• [Problem to work on] Scan the material below for the string "Хорошие", and copy every line where it shows up.

• [Lines of data]
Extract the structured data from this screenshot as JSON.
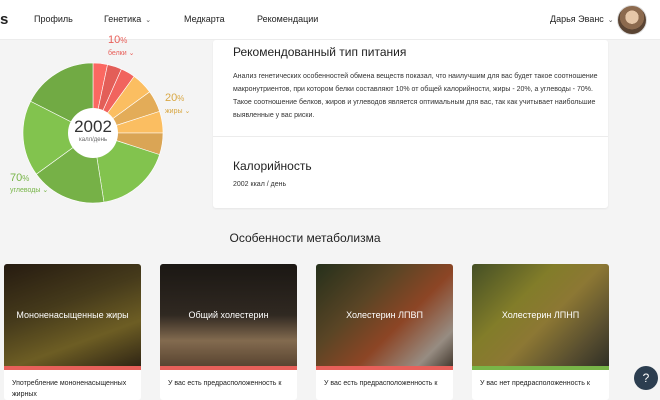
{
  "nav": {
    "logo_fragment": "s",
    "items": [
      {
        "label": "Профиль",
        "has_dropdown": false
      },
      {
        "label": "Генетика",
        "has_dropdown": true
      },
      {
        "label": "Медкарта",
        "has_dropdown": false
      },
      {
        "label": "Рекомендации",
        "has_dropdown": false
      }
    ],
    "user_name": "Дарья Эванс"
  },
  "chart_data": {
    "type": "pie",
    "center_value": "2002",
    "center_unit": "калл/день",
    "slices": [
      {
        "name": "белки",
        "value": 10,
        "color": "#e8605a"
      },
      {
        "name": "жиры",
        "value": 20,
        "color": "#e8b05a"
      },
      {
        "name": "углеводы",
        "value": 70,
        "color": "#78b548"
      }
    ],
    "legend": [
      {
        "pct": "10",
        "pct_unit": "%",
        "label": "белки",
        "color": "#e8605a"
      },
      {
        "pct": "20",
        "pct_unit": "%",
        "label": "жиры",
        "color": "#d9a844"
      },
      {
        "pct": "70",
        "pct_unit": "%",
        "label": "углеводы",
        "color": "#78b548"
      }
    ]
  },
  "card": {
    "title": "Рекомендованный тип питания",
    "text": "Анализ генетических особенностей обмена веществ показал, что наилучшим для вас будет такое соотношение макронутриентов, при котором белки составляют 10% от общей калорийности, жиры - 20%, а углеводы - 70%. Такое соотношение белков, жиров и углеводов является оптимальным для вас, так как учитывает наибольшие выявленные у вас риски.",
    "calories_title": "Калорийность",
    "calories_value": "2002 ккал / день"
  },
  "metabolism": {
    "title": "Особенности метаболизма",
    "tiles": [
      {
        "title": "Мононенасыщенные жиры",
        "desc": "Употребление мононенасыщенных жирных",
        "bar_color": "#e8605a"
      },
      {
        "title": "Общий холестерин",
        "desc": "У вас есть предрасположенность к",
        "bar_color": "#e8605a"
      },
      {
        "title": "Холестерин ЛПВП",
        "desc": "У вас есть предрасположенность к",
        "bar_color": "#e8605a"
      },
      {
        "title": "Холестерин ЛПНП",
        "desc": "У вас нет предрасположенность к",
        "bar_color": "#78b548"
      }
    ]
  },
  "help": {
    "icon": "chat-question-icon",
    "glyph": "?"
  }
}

* * *

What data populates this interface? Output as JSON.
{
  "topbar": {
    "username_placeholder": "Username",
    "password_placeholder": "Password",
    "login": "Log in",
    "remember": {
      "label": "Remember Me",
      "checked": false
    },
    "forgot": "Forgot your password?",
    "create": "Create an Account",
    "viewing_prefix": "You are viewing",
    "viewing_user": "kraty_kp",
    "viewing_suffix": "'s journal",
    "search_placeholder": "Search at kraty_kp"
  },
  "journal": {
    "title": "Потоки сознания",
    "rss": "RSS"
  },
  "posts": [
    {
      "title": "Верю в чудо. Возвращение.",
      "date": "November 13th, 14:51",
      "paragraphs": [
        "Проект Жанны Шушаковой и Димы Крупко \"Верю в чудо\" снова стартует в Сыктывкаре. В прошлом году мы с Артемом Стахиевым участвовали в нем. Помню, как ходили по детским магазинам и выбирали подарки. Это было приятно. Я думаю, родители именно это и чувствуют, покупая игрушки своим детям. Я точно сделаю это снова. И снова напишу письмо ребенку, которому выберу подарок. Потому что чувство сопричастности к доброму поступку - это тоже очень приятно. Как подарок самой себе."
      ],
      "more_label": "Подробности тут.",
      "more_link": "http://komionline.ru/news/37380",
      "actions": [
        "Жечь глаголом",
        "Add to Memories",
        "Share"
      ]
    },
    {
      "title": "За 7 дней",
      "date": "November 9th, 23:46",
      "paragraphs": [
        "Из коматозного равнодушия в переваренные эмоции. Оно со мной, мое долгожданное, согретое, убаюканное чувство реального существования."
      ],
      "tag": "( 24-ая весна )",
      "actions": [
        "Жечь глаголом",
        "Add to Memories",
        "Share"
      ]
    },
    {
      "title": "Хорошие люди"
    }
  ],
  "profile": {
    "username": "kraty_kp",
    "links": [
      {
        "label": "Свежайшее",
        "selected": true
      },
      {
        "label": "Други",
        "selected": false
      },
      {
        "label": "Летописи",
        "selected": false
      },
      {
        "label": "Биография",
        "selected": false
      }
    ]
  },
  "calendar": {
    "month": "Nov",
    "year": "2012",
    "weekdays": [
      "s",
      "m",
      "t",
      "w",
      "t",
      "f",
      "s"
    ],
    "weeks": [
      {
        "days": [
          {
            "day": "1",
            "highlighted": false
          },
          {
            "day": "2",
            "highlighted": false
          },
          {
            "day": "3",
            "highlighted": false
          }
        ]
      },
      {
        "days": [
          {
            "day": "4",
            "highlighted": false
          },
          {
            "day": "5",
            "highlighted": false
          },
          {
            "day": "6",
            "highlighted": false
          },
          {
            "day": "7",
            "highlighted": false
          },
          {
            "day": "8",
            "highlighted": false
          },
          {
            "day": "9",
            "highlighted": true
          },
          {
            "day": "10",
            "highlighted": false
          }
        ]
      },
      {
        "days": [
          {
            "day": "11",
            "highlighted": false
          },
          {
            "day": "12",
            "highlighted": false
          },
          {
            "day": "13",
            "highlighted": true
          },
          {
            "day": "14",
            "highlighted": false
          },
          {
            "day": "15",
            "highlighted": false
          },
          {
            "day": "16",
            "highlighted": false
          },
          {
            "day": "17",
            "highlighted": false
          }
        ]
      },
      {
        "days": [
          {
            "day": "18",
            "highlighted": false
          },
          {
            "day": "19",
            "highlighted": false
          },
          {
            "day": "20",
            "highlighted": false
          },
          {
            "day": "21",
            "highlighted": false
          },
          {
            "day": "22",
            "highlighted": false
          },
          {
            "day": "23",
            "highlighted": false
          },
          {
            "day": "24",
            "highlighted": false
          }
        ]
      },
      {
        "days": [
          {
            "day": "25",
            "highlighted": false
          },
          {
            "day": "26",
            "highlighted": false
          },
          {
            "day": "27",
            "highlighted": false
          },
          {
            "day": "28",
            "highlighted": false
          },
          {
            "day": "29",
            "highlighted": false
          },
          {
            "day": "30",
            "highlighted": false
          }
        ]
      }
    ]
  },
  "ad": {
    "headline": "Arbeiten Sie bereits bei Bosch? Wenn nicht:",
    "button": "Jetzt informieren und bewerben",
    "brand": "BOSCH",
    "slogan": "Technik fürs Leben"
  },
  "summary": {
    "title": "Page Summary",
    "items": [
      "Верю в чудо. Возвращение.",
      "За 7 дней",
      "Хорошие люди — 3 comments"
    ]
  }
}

...

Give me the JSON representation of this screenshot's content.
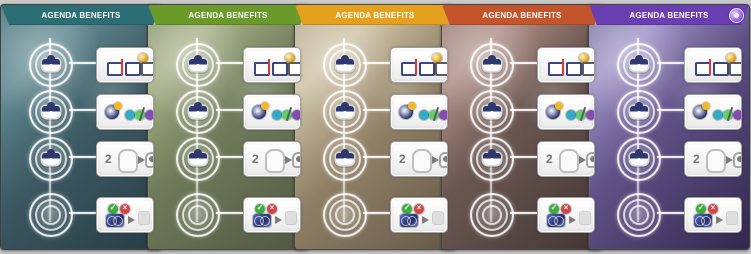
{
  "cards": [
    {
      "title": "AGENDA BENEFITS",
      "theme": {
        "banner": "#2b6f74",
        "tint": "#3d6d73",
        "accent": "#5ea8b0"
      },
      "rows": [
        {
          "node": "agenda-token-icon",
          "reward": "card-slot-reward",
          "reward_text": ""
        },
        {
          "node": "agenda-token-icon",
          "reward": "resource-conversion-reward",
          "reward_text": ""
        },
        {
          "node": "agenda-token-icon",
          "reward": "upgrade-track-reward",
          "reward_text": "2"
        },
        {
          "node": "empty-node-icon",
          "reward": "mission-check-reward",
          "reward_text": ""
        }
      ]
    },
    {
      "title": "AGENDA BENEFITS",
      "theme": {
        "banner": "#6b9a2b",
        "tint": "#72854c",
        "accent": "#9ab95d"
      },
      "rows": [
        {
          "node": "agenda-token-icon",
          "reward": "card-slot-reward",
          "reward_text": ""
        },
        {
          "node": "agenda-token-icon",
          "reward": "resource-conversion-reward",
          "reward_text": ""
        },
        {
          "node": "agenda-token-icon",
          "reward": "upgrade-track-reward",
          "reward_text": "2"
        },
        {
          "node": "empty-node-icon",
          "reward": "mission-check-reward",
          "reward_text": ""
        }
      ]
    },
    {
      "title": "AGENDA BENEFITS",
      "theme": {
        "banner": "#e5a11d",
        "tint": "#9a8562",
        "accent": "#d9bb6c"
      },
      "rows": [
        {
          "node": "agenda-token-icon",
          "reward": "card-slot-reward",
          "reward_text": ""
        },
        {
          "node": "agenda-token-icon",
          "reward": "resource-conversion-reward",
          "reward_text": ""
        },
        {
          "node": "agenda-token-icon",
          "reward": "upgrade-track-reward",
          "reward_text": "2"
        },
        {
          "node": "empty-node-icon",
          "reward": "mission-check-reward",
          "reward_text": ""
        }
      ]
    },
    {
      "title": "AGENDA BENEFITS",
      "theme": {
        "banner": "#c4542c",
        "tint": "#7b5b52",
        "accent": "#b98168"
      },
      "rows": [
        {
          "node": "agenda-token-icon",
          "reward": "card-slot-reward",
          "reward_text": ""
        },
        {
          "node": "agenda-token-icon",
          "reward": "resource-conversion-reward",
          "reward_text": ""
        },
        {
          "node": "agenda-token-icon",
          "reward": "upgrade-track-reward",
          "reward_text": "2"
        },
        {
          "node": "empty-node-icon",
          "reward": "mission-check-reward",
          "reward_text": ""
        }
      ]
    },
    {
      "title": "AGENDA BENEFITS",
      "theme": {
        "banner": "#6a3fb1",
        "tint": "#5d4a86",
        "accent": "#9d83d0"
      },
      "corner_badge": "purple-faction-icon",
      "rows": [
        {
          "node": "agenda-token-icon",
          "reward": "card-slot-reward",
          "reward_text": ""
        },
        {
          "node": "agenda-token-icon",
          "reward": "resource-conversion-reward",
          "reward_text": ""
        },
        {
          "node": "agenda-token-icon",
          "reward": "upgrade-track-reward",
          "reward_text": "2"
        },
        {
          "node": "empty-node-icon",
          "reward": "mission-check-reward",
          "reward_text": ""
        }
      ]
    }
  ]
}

• [Worked answer]
      "title": "Хорошие люди"
      "Хорошие люди — 3 comments"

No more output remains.